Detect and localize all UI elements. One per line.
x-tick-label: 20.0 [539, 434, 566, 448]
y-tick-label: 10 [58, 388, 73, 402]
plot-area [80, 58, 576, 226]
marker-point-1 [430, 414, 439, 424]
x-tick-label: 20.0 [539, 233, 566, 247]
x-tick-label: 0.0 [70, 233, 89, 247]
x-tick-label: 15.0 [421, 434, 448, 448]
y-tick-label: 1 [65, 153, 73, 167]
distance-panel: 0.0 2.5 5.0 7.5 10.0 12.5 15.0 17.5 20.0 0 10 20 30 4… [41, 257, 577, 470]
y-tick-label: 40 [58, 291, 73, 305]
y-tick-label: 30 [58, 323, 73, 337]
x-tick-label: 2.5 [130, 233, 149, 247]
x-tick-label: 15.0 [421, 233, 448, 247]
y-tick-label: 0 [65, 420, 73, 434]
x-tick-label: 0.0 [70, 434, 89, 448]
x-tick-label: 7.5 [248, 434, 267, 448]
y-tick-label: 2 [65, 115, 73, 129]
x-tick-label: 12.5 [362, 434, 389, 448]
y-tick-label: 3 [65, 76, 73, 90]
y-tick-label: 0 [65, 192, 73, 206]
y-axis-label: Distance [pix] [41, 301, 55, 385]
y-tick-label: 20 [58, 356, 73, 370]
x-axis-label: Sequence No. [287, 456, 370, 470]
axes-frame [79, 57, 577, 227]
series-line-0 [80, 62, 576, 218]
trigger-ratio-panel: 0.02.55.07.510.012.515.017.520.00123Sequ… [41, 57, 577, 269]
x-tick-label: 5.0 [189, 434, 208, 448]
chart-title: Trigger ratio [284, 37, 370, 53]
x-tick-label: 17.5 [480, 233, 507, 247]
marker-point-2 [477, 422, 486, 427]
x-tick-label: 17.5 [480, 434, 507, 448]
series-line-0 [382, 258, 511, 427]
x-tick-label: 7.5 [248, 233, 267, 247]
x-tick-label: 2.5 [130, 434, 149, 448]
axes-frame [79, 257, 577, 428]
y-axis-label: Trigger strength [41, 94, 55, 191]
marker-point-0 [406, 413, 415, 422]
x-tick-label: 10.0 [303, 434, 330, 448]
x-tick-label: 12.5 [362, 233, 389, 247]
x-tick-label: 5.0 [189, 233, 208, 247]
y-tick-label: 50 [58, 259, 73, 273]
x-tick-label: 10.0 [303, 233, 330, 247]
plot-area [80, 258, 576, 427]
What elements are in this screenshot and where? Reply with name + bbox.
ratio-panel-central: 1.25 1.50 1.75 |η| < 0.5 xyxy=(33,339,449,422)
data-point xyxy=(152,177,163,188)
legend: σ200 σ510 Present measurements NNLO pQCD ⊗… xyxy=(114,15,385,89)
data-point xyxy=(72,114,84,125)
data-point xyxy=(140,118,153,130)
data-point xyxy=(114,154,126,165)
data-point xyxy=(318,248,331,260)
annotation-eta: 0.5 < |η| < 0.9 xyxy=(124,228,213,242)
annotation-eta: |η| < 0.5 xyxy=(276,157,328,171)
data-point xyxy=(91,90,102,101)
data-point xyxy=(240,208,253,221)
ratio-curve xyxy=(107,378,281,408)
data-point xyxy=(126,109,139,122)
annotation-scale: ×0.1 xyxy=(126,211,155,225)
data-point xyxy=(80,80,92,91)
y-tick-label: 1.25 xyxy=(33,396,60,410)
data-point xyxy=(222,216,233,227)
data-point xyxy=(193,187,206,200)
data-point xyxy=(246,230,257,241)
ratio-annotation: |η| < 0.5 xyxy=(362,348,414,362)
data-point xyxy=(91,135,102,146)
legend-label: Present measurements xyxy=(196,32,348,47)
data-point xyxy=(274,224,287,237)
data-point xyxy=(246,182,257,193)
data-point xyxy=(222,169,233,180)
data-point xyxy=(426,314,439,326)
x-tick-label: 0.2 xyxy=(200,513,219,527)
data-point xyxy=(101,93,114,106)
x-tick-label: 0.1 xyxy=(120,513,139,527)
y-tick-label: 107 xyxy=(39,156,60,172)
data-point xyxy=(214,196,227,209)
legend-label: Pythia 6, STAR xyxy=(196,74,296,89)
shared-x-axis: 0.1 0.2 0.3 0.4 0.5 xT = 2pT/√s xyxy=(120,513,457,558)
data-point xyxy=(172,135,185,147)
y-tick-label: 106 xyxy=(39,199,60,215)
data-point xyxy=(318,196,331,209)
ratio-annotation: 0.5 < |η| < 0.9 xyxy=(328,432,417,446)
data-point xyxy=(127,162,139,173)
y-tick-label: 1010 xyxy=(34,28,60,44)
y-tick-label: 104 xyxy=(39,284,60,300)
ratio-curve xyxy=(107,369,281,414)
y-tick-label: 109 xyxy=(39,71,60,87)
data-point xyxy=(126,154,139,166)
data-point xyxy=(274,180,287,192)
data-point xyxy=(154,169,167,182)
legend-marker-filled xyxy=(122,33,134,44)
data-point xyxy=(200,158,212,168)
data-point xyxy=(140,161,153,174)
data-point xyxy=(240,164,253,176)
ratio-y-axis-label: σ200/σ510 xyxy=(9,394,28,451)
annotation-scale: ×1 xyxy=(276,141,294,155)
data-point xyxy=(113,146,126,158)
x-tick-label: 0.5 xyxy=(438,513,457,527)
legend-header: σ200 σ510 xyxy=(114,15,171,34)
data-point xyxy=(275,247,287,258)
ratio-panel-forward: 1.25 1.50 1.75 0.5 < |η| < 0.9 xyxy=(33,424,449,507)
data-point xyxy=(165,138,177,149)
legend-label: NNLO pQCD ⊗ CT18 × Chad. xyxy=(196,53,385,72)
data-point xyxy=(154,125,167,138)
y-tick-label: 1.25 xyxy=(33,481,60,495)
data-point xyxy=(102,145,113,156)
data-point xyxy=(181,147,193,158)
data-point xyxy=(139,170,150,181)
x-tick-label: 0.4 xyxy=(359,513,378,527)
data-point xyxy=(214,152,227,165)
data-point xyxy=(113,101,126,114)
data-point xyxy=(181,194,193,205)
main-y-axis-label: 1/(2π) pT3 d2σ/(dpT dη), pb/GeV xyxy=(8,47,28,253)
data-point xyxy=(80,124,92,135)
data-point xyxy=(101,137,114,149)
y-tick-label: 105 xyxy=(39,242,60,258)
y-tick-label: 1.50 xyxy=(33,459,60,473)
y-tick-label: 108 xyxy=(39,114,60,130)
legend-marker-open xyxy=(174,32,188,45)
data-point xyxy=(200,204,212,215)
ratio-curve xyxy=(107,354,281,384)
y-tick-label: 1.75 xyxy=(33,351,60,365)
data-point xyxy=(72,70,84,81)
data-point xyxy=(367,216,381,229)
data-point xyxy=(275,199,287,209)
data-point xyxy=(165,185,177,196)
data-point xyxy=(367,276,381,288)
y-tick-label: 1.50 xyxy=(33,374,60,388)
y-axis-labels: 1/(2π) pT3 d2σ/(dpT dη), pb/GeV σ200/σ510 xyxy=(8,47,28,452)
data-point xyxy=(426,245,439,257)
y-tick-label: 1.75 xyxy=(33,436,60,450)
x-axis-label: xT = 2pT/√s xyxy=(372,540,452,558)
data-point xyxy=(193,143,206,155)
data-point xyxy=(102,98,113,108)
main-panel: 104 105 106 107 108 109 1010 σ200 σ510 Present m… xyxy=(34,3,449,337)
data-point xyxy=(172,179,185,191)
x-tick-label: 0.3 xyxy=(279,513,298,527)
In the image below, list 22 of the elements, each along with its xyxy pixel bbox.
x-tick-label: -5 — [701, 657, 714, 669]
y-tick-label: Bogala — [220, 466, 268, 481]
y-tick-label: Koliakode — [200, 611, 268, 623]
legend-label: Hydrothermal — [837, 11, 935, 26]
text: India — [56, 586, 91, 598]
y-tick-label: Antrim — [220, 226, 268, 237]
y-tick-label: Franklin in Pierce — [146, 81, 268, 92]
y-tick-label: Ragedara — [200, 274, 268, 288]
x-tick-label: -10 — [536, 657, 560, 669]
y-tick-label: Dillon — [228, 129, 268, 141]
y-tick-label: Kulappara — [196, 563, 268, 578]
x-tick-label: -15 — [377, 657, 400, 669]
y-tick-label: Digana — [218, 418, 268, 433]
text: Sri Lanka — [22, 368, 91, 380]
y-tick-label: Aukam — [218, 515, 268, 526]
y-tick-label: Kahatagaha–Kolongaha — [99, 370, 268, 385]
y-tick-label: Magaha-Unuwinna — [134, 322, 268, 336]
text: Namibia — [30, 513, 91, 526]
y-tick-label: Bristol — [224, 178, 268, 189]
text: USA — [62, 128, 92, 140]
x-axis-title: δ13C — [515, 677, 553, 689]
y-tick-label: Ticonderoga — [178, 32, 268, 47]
══════
SHORT PROBLEM =
Return every line of the records that contains the string "measurements".

EXERCISE SOLUTION =
legend: σ200 σ510 Present measurements NNLO pQCD ⊗… xyxy=(114,15,385,89)
legend-label: Present measurements xyxy=(196,32,348,47)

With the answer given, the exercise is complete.